## Given request:
Give the entries again exactly, every one of them.

## Material provided:

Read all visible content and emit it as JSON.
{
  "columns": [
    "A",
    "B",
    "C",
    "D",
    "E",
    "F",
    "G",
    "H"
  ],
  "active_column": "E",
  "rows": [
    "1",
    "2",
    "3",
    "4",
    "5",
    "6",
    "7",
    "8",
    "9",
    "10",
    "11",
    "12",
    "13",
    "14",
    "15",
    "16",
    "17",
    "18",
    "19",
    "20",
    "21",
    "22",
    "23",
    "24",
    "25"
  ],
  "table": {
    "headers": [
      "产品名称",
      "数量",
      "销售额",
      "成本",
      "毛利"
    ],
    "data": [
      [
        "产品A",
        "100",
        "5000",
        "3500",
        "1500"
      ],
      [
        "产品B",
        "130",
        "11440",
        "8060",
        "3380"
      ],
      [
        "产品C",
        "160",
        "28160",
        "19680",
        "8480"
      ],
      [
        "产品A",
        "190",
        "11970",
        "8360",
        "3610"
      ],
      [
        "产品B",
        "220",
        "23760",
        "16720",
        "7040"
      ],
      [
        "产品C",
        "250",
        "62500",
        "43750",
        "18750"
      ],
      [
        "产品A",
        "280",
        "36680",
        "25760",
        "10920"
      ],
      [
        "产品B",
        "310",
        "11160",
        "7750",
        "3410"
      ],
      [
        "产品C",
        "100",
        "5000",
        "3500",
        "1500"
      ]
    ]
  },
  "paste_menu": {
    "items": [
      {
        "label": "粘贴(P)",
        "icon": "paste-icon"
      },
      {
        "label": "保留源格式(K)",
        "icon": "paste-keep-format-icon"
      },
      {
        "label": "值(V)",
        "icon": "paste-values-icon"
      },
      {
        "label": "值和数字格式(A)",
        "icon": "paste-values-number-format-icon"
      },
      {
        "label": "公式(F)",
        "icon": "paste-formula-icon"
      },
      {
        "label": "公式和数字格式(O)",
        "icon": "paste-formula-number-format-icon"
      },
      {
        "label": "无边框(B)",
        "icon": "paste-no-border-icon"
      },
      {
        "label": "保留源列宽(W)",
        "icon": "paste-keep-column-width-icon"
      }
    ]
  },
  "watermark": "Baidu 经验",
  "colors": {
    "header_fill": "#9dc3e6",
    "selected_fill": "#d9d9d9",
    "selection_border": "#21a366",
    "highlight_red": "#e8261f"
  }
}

## Correct result:
Read all visible content and emit it as JSON.
{
  "columns": [
    "A",
    "B",
    "C",
    "D",
    "E",
    "F",
    "G",
    "H"
  ],
  "active_column": "E",
  "rows": [
    "1",
    "2",
    "3",
    "4",
    "5",
    "6",
    "7",
    "8",
    "9",
    "10",
    "11",
    "12",
    "13",
    "14",
    "15",
    "16",
    "17",
    "18",
    "19",
    "20",
    "21",
    "22",
    "23",
    "24",
    "25"
  ],
  "table": {
    "headers": [
      "产品名称",
      "数量",
      "销售额",
      "成本",
      "毛利"
    ],
    "data": [
      [
        "产品A",
        "100",
        "5000",
        "3500",
        "1500"
      ],
      [
        "产品B",
        "130",
        "11440",
        "8060",
        "3380"
      ],
      [
        "产品C",
        "160",
        "28160",
        "19680",
        "8480"
      ],
      [
        "产品A",
        "190",
        "11970",
        "8360",
        "3610"
      ],
      [
        "产品B",
        "220",
        "23760",
        "16720",
        "7040"
      ],
      [
        "产品C",
        "250",
        "62500",
        "43750",
        "18750"
      ],
      [
        "产品A",
        "280",
        "36680",
        "25760",
        "10920"
      ],
      [
        "产品B",
        "310",
        "11160",
        "7750",
        "3410"
      ],
      [
        "产品C",
        "100",
        "5000",
        "3500",
        "1500"
      ]
    ]
  },
  "paste_menu": {
    "items": [
      {
        "label": "粘贴(P)",
        "icon": "paste-icon"
      },
      {
        "label": "保留源格式(K)",
        "icon": "paste-keep-format-icon"
      },
      {
        "label": "值(V)",
        "icon": "paste-values-icon"
      },
      {
        "label": "值和数字格式(A)",
        "icon": "paste-values-number-format-icon"
      },
      {
        "label": "公式(F)",
        "icon": "paste-formula-icon"
      },
      {
        "label": "公式和数字格式(O)",
        "icon": "paste-formula-number-format-icon"
      },
      {
        "label": "无边框(B)",
        "icon": "paste-no-border-icon"
      },
      {
        "label": "保留源列宽(W)",
        "icon": "paste-keep-column-width-icon"
      }
    ]
  },
  "watermark": "Baidu 经验",
  "colors": {
    "header_fill": "#9dc3e6",
    "selected_fill": "#d9d9d9",
    "selection_border": "#21a366",
    "highlight_red": "#e8261f"
  }
}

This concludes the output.